## begin

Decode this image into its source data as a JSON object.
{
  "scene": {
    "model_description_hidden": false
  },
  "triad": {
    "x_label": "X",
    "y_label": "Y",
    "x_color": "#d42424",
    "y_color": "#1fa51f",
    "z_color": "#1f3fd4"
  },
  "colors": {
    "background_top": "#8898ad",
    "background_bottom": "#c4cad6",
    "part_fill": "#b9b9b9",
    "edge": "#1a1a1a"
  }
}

## end
## begin

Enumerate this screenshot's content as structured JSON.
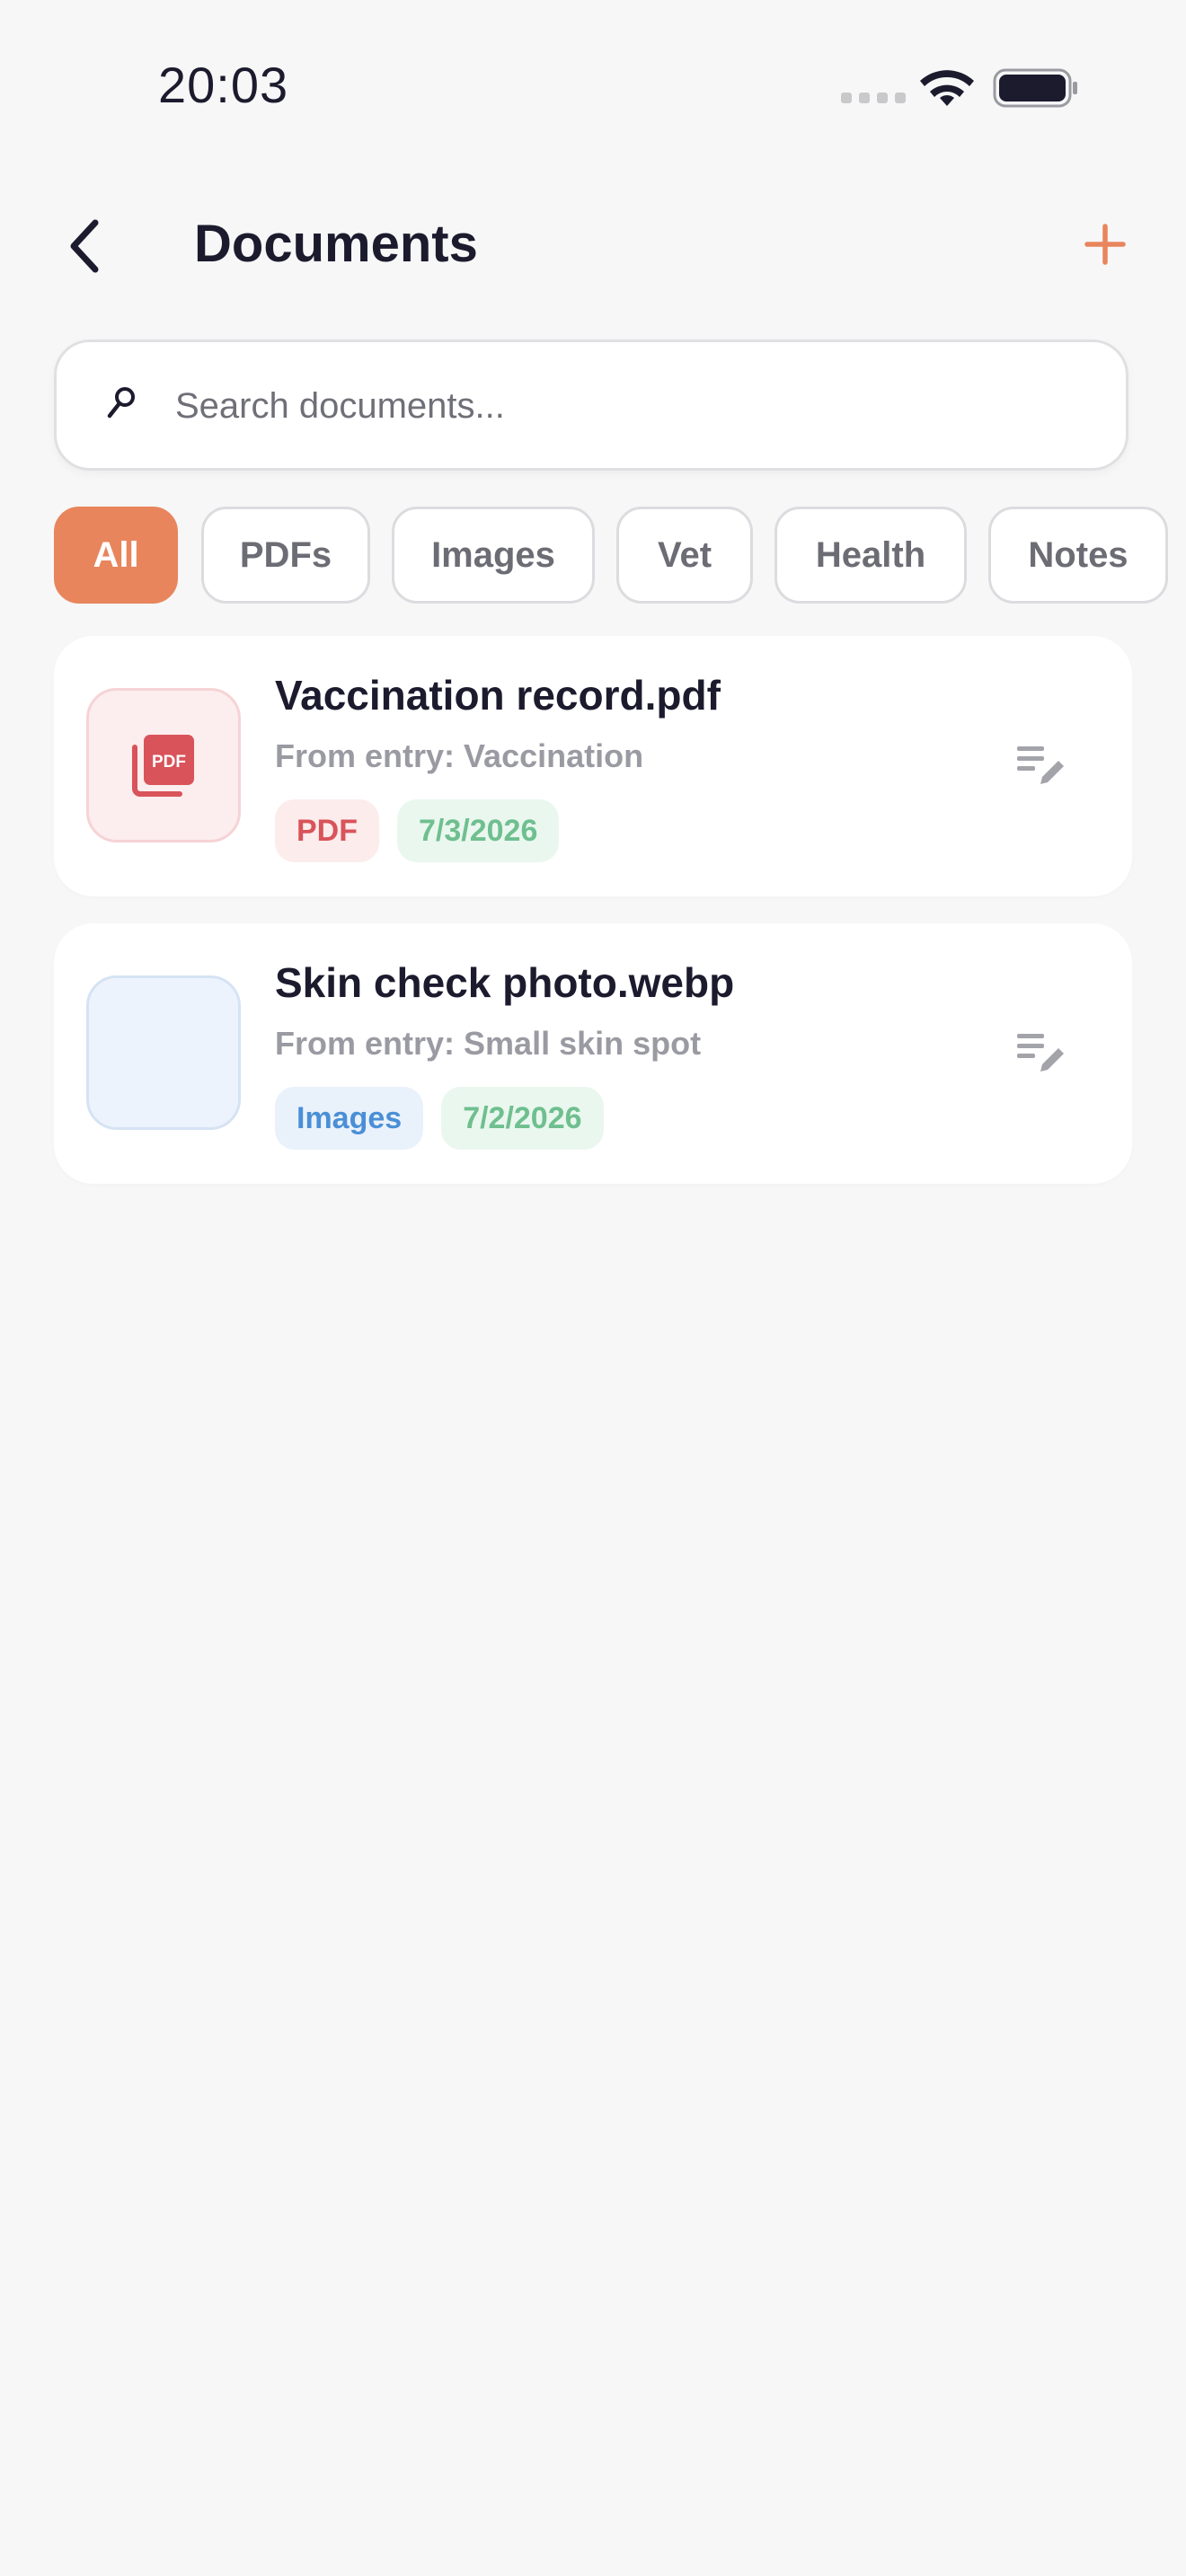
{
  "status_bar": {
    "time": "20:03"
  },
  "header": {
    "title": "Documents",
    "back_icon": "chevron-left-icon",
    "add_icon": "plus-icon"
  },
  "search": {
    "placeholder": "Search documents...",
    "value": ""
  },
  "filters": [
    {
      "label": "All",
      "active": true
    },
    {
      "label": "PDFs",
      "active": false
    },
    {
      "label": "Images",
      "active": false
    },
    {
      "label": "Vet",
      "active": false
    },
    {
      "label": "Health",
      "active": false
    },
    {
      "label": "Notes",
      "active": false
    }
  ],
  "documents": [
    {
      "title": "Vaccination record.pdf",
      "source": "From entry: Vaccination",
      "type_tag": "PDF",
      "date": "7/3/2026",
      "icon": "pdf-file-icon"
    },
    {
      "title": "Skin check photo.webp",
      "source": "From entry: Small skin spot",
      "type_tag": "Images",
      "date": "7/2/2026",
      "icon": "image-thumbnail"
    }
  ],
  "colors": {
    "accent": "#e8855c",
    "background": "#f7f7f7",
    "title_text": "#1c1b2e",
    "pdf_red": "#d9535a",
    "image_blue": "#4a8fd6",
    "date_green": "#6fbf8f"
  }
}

## end
## begin

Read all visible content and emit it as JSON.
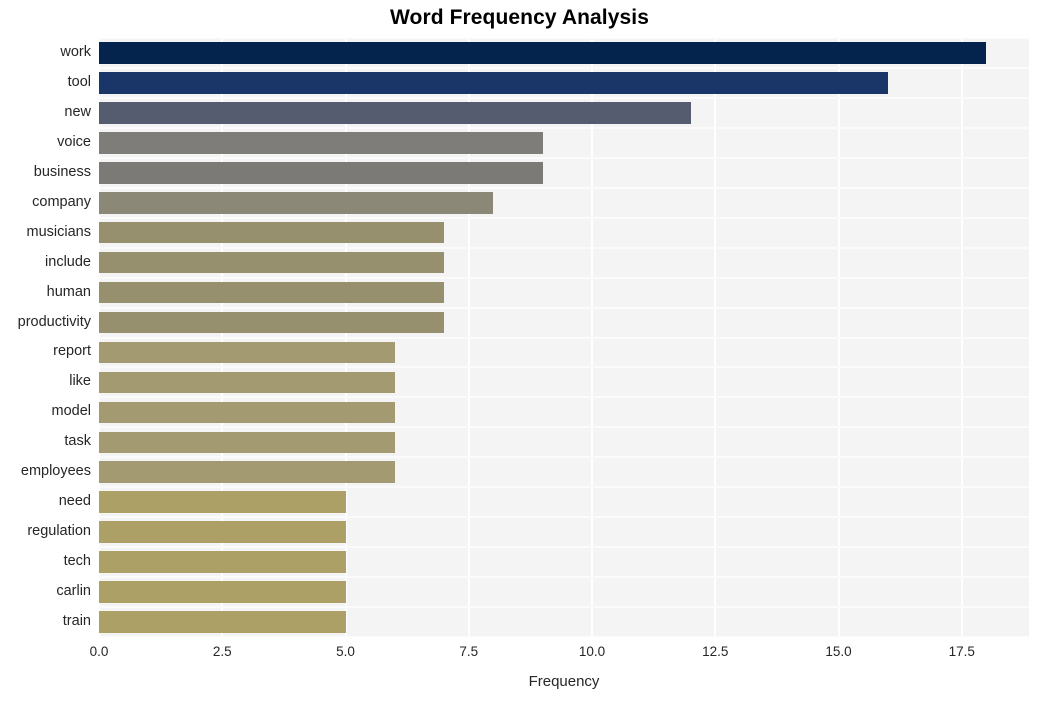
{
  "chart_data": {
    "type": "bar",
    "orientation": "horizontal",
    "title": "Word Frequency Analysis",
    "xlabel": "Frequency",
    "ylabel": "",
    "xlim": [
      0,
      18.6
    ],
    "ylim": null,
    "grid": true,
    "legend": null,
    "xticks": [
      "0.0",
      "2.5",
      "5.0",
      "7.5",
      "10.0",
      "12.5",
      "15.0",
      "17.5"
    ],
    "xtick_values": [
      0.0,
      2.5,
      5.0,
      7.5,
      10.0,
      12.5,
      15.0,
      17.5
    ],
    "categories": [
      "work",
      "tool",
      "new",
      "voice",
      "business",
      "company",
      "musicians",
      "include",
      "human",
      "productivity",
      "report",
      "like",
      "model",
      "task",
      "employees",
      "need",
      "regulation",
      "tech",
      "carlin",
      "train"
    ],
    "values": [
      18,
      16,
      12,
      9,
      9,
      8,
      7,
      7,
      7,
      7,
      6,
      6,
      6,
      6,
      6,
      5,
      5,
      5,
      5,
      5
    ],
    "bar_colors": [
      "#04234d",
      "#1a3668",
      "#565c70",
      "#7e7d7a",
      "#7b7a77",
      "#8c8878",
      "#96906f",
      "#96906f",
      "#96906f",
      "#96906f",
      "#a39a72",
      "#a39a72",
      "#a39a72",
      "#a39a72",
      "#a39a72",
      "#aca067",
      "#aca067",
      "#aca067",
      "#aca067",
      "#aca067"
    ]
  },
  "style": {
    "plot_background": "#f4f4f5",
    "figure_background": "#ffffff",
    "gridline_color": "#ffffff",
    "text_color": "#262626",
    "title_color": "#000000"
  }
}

## end

#### TASK INSTRUCTIONS:
Find every line that holds "Frequency" and copy it.

#### TASK OUTPUT:
    "title": "Word Frequency Analysis",
    "xlabel": "Frequency",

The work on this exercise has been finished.